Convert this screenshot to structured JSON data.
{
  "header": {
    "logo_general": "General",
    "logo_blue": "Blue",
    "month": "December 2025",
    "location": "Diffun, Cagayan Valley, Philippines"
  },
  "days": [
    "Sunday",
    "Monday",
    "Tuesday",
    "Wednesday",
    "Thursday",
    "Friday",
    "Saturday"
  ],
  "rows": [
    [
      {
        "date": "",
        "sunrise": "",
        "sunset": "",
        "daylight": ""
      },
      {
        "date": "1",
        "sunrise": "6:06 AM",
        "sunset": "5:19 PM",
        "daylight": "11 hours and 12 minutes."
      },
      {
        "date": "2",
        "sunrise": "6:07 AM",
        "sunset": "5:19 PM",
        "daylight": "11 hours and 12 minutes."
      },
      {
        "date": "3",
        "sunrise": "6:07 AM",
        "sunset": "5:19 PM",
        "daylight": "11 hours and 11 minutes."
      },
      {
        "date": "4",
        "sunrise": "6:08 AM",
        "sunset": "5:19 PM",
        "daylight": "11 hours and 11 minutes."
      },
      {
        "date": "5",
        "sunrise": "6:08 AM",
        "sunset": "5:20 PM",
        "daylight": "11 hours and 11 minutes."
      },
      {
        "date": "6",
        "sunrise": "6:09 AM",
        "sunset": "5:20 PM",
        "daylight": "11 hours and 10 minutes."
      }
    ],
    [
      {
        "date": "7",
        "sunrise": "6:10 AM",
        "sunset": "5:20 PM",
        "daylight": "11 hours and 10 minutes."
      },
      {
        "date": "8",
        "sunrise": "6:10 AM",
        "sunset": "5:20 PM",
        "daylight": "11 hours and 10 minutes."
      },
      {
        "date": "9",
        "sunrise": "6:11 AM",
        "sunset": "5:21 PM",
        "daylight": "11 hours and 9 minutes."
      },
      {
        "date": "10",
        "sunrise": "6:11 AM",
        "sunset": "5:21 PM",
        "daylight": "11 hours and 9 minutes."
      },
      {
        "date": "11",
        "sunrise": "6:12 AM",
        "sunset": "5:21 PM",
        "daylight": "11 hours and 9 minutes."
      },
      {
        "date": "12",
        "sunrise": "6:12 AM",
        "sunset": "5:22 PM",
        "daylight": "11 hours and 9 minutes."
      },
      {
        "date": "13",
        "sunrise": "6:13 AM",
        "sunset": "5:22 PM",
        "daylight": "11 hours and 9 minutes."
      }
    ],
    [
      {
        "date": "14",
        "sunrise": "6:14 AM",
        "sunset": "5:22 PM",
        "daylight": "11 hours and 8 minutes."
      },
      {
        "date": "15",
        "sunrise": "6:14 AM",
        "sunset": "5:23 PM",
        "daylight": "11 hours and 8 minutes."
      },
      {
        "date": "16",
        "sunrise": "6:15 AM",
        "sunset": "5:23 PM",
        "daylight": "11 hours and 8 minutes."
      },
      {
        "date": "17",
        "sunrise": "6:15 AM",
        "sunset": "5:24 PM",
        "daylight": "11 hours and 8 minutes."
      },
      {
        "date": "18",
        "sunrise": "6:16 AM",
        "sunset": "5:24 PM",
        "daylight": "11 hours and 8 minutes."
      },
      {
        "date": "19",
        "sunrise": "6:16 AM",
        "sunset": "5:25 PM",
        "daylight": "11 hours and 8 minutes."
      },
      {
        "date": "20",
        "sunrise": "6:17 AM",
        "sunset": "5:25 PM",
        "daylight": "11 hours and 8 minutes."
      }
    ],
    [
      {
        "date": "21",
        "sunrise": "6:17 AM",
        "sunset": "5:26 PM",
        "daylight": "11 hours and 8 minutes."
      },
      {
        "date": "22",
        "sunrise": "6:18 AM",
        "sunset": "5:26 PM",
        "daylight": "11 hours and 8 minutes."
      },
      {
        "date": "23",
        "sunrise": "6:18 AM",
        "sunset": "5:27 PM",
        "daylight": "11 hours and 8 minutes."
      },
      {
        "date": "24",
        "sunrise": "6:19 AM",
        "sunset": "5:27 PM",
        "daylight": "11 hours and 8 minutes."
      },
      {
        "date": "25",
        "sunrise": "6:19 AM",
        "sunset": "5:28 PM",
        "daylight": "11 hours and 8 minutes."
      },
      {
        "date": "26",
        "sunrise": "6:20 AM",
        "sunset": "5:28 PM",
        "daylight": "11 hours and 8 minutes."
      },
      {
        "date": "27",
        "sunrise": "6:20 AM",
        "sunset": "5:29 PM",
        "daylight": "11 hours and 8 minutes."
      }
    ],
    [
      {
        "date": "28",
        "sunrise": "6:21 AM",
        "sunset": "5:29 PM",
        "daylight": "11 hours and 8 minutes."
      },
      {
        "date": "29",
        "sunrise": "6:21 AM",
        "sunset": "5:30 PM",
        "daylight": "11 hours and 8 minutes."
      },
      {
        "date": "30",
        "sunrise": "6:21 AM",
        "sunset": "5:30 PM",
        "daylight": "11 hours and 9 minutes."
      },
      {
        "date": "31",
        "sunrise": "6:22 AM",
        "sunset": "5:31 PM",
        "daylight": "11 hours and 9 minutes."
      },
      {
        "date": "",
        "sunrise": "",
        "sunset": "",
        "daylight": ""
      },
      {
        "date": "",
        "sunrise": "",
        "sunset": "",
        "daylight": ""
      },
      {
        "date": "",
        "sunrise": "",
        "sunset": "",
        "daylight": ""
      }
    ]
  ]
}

______

# What you will do
Take the entries above and transcribe them exactly.

# Solution for this exercise
Convert this screenshot to structured JSON data.
{
  "header": {
    "logo_general": "General",
    "logo_blue": "Blue",
    "month": "December 2025",
    "location": "Diffun, Cagayan Valley, Philippines"
  },
  "days": [
    "Sunday",
    "Monday",
    "Tuesday",
    "Wednesday",
    "Thursday",
    "Friday",
    "Saturday"
  ],
  "rows": [
    [
      {
        "date": "",
        "sunrise": "",
        "sunset": "",
        "daylight": ""
      },
      {
        "date": "1",
        "sunrise": "6:06 AM",
        "sunset": "5:19 PM",
        "daylight": "11 hours and 12 minutes."
      },
      {
        "date": "2",
        "sunrise": "6:07 AM",
        "sunset": "5:19 PM",
        "daylight": "11 hours and 12 minutes."
      },
      {
        "date": "3",
        "sunrise": "6:07 AM",
        "sunset": "5:19 PM",
        "daylight": "11 hours and 11 minutes."
      },
      {
        "date": "4",
        "sunrise": "6:08 AM",
        "sunset": "5:19 PM",
        "daylight": "11 hours and 11 minutes."
      },
      {
        "date": "5",
        "sunrise": "6:08 AM",
        "sunset": "5:20 PM",
        "daylight": "11 hours and 11 minutes."
      },
      {
        "date": "6",
        "sunrise": "6:09 AM",
        "sunset": "5:20 PM",
        "daylight": "11 hours and 10 minutes."
      }
    ],
    [
      {
        "date": "7",
        "sunrise": "6:10 AM",
        "sunset": "5:20 PM",
        "daylight": "11 hours and 10 minutes."
      },
      {
        "date": "8",
        "sunrise": "6:10 AM",
        "sunset": "5:20 PM",
        "daylight": "11 hours and 10 minutes."
      },
      {
        "date": "9",
        "sunrise": "6:11 AM",
        "sunset": "5:21 PM",
        "daylight": "11 hours and 9 minutes."
      },
      {
        "date": "10",
        "sunrise": "6:11 AM",
        "sunset": "5:21 PM",
        "daylight": "11 hours and 9 minutes."
      },
      {
        "date": "11",
        "sunrise": "6:12 AM",
        "sunset": "5:21 PM",
        "daylight": "11 hours and 9 minutes."
      },
      {
        "date": "12",
        "sunrise": "6:12 AM",
        "sunset": "5:22 PM",
        "daylight": "11 hours and 9 minutes."
      },
      {
        "date": "13",
        "sunrise": "6:13 AM",
        "sunset": "5:22 PM",
        "daylight": "11 hours and 9 minutes."
      }
    ],
    [
      {
        "date": "14",
        "sunrise": "6:14 AM",
        "sunset": "5:22 PM",
        "daylight": "11 hours and 8 minutes."
      },
      {
        "date": "15",
        "sunrise": "6:14 AM",
        "sunset": "5:23 PM",
        "daylight": "11 hours and 8 minutes."
      },
      {
        "date": "16",
        "sunrise": "6:15 AM",
        "sunset": "5:23 PM",
        "daylight": "11 hours and 8 minutes."
      },
      {
        "date": "17",
        "sunrise": "6:15 AM",
        "sunset": "5:24 PM",
        "daylight": "11 hours and 8 minutes."
      },
      {
        "date": "18",
        "sunrise": "6:16 AM",
        "sunset": "5:24 PM",
        "daylight": "11 hours and 8 minutes."
      },
      {
        "date": "19",
        "sunrise": "6:16 AM",
        "sunset": "5:25 PM",
        "daylight": "11 hours and 8 minutes."
      },
      {
        "date": "20",
        "sunrise": "6:17 AM",
        "sunset": "5:25 PM",
        "daylight": "11 hours and 8 minutes."
      }
    ],
    [
      {
        "date": "21",
        "sunrise": "6:17 AM",
        "sunset": "5:26 PM",
        "daylight": "11 hours and 8 minutes."
      },
      {
        "date": "22",
        "sunrise": "6:18 AM",
        "sunset": "5:26 PM",
        "daylight": "11 hours and 8 minutes."
      },
      {
        "date": "23",
        "sunrise": "6:18 AM",
        "sunset": "5:27 PM",
        "daylight": "11 hours and 8 minutes."
      },
      {
        "date": "24",
        "sunrise": "6:19 AM",
        "sunset": "5:27 PM",
        "daylight": "11 hours and 8 minutes."
      },
      {
        "date": "25",
        "sunrise": "6:19 AM",
        "sunset": "5:28 PM",
        "daylight": "11 hours and 8 minutes."
      },
      {
        "date": "26",
        "sunrise": "6:20 AM",
        "sunset": "5:28 PM",
        "daylight": "11 hours and 8 minutes."
      },
      {
        "date": "27",
        "sunrise": "6:20 AM",
        "sunset": "5:29 PM",
        "daylight": "11 hours and 8 minutes."
      }
    ],
    [
      {
        "date": "28",
        "sunrise": "6:21 AM",
        "sunset": "5:29 PM",
        "daylight": "11 hours and 8 minutes."
      },
      {
        "date": "29",
        "sunrise": "6:21 AM",
        "sunset": "5:30 PM",
        "daylight": "11 hours and 8 minutes."
      },
      {
        "date": "30",
        "sunrise": "6:21 AM",
        "sunset": "5:30 PM",
        "daylight": "11 hours and 9 minutes."
      },
      {
        "date": "31",
        "sunrise": "6:22 AM",
        "sunset": "5:31 PM",
        "daylight": "11 hours and 9 minutes."
      },
      {
        "date": "",
        "sunrise": "",
        "sunset": "",
        "daylight": ""
      },
      {
        "date": "",
        "sunrise": "",
        "sunset": "",
        "daylight": ""
      },
      {
        "date": "",
        "sunrise": "",
        "sunset": "",
        "daylight": ""
      }
    ]
  ]
}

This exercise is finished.